==== Data entries ====
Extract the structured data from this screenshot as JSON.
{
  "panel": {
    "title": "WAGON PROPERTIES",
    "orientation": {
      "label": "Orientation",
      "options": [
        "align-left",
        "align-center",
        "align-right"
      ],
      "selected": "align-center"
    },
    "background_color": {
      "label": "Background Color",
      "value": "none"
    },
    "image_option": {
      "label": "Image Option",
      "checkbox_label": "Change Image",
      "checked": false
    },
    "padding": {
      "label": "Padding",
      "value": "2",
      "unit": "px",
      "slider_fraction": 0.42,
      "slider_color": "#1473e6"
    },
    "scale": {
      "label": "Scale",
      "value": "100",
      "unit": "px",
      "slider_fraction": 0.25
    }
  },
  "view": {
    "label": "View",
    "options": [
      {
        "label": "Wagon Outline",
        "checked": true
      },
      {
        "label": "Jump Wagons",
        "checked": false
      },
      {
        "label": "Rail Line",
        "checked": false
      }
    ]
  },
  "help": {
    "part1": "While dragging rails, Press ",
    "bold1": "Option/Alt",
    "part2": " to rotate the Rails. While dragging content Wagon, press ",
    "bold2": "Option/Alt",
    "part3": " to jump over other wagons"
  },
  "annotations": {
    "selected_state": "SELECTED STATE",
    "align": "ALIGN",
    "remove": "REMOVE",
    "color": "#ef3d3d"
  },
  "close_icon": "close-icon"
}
====
==== Data entries ====
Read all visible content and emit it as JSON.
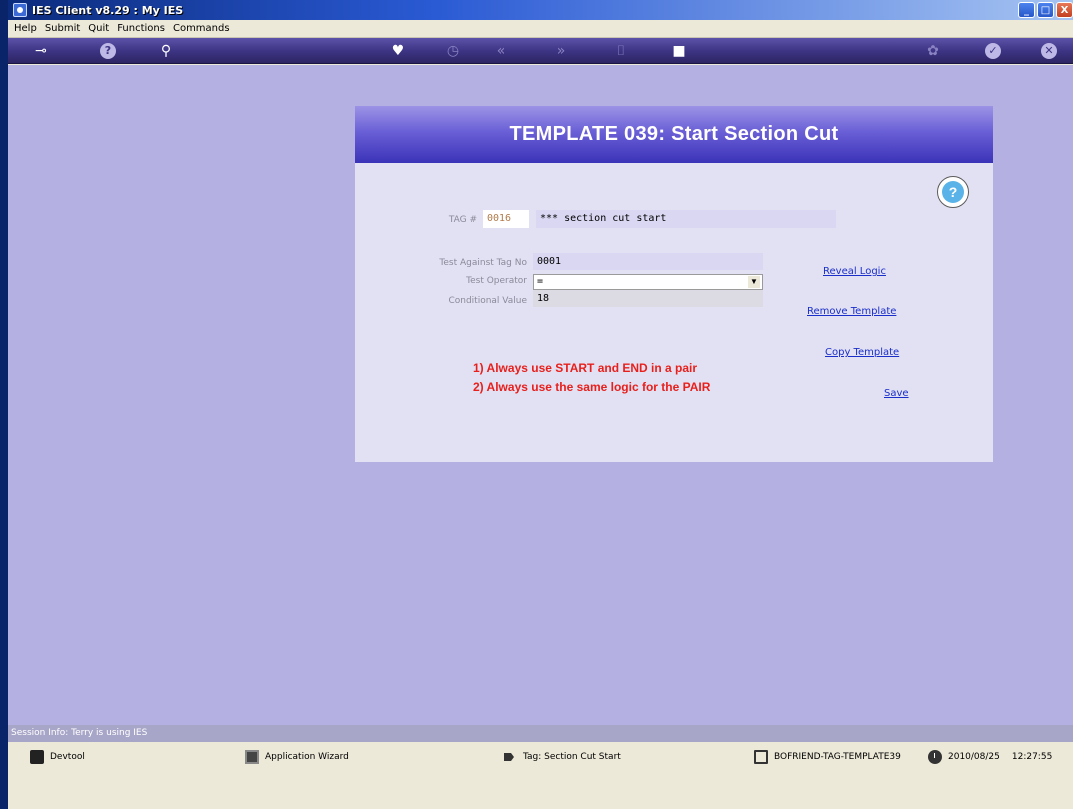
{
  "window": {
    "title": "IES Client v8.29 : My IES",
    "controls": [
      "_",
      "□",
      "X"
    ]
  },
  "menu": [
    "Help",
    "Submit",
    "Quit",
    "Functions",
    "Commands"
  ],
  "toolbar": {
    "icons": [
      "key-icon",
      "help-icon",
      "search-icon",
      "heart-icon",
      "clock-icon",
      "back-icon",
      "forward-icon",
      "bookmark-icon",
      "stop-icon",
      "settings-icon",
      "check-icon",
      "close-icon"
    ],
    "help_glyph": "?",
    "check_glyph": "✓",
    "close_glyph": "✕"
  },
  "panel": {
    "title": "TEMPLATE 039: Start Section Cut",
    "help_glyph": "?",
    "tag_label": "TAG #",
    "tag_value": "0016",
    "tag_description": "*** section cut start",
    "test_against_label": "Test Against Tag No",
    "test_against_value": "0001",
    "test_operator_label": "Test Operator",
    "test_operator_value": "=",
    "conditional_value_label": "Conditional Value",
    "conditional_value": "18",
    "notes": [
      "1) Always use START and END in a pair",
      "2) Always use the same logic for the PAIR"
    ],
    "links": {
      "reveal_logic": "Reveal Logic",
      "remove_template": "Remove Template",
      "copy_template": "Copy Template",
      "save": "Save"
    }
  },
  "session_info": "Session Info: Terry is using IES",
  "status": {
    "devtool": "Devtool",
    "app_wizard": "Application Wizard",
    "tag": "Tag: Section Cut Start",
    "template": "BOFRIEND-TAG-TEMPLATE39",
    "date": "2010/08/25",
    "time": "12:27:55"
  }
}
====
Requirement ▸
Select every line in the material above where the string "JSON" occurs, and copy it.

Answer to the problem ▸
Extract the structured data from this screenshot as JSON.
Read all visible content and emit it as JSON.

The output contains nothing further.